:: Task prompt ::
Please report every line from the material that contains the word "Server".
--- start Provided data ---
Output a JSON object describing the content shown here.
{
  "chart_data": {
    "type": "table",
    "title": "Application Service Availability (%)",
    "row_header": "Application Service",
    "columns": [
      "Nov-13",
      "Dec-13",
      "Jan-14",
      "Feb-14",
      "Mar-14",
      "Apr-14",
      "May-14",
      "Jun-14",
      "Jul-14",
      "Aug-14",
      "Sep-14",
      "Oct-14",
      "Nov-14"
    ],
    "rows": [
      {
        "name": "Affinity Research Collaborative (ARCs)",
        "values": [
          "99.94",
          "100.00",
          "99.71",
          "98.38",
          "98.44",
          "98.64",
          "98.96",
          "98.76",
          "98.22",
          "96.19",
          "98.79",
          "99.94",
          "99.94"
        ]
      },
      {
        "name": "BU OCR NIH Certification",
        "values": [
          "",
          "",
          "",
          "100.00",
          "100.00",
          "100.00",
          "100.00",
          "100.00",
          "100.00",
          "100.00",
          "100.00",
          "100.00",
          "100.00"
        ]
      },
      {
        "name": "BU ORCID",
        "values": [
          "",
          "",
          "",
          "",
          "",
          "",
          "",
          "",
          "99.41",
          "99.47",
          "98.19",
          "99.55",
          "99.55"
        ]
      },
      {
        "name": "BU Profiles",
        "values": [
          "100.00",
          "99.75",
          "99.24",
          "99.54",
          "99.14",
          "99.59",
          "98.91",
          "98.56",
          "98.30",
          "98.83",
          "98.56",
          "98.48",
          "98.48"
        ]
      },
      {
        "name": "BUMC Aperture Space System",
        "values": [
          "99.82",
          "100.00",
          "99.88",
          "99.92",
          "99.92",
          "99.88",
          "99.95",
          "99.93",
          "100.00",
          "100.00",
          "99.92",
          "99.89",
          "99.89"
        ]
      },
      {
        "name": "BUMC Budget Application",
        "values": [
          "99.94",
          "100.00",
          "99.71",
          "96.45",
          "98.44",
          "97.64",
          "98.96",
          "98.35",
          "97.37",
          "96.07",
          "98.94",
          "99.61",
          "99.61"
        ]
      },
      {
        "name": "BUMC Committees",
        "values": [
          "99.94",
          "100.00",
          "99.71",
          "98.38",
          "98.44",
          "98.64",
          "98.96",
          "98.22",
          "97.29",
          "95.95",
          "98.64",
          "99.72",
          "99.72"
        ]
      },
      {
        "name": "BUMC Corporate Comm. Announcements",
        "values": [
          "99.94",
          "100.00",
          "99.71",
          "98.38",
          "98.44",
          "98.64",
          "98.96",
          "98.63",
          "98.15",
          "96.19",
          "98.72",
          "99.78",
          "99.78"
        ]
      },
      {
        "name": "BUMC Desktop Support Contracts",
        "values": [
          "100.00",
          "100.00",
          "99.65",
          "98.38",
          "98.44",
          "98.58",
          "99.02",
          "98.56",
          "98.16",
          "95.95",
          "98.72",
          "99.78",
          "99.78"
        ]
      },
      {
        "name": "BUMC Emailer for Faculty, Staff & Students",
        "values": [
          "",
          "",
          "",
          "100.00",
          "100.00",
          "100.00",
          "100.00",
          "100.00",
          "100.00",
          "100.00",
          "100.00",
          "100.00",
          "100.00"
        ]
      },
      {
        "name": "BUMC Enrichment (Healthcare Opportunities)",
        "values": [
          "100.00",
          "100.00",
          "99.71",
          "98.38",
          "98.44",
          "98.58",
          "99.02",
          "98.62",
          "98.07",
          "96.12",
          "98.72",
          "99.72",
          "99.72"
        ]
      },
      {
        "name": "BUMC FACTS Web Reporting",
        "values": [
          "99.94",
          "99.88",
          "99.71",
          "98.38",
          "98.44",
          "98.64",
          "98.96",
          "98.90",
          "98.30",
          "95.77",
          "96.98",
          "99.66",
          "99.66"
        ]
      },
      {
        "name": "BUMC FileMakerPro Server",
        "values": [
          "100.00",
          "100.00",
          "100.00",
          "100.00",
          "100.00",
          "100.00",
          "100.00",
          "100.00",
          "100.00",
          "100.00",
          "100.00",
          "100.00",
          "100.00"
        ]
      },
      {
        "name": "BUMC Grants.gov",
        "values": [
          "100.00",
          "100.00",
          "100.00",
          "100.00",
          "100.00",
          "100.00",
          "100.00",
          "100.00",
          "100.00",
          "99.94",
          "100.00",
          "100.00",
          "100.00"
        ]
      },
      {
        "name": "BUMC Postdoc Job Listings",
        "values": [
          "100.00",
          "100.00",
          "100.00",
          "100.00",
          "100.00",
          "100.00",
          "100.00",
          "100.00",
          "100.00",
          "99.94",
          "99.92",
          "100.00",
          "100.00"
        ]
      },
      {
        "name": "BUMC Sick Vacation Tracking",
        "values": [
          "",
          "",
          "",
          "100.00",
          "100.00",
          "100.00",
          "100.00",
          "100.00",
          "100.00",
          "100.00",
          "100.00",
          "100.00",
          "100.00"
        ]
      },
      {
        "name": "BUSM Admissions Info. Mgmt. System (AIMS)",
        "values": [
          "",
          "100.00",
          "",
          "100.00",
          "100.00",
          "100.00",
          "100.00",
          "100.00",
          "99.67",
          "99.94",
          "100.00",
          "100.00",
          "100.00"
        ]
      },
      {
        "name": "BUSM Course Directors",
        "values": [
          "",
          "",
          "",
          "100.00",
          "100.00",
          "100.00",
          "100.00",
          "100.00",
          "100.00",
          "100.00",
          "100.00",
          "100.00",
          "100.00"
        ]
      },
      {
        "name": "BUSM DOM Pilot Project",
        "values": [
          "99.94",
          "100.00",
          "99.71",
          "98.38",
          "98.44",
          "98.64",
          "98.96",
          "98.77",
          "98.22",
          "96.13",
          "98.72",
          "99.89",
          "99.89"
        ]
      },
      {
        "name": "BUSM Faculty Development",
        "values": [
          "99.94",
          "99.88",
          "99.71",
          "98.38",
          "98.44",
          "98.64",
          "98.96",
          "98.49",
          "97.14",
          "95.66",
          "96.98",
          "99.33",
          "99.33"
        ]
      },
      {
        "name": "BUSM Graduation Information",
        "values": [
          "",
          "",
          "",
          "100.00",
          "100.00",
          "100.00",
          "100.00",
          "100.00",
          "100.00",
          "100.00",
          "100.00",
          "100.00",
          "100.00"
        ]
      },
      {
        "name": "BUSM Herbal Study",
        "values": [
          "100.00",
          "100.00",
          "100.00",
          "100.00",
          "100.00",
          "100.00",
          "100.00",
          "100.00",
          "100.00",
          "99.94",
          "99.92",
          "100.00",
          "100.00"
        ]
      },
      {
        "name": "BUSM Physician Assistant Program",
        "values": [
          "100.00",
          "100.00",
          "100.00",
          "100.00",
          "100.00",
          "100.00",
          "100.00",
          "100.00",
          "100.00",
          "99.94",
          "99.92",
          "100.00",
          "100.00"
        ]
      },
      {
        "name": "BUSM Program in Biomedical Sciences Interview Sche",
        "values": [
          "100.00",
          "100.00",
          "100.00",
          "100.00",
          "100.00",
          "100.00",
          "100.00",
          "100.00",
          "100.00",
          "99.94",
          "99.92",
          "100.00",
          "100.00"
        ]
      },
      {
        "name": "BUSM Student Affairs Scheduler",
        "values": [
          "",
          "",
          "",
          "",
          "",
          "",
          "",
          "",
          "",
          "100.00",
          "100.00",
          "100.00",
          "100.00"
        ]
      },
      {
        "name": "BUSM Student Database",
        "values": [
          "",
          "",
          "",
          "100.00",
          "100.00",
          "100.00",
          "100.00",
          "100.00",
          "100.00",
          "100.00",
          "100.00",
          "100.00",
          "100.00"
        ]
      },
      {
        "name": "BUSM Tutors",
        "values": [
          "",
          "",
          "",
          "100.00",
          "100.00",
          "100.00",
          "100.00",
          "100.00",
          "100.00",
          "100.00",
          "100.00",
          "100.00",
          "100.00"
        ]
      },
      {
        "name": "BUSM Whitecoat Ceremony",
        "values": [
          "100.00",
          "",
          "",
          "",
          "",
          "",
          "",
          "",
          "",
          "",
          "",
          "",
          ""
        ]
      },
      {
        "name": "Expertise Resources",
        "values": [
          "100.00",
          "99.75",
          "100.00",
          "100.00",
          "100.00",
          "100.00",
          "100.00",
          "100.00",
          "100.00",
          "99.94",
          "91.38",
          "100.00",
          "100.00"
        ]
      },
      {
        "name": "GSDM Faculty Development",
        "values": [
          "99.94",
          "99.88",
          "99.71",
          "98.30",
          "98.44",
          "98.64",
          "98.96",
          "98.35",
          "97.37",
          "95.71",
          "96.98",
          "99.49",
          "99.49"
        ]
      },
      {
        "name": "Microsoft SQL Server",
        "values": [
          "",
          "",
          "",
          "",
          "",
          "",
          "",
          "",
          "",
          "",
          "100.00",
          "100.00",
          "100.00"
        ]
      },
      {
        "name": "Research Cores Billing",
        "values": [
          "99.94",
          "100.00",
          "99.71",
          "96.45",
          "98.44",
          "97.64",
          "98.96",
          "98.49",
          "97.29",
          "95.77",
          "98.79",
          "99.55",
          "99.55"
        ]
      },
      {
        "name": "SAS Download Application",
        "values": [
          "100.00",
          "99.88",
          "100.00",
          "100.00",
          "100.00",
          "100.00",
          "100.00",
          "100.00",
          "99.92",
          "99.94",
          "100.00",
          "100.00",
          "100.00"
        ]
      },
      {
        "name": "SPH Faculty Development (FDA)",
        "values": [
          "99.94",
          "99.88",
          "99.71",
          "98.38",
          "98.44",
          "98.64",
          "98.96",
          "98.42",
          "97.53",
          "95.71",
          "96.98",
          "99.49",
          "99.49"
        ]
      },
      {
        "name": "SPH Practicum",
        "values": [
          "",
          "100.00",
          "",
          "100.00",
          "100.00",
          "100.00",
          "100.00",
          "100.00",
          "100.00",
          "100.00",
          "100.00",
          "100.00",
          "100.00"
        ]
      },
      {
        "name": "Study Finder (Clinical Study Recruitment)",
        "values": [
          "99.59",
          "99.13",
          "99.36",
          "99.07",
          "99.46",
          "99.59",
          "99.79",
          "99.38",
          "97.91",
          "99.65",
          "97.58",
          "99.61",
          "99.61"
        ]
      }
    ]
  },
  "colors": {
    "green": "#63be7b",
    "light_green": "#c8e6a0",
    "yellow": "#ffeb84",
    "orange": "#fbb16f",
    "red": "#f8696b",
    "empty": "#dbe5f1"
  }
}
--- end Provided data ---
:: Output of the task ::
        "name": "BUMC FileMakerPro Server",
        "name": "Microsoft SQL Server",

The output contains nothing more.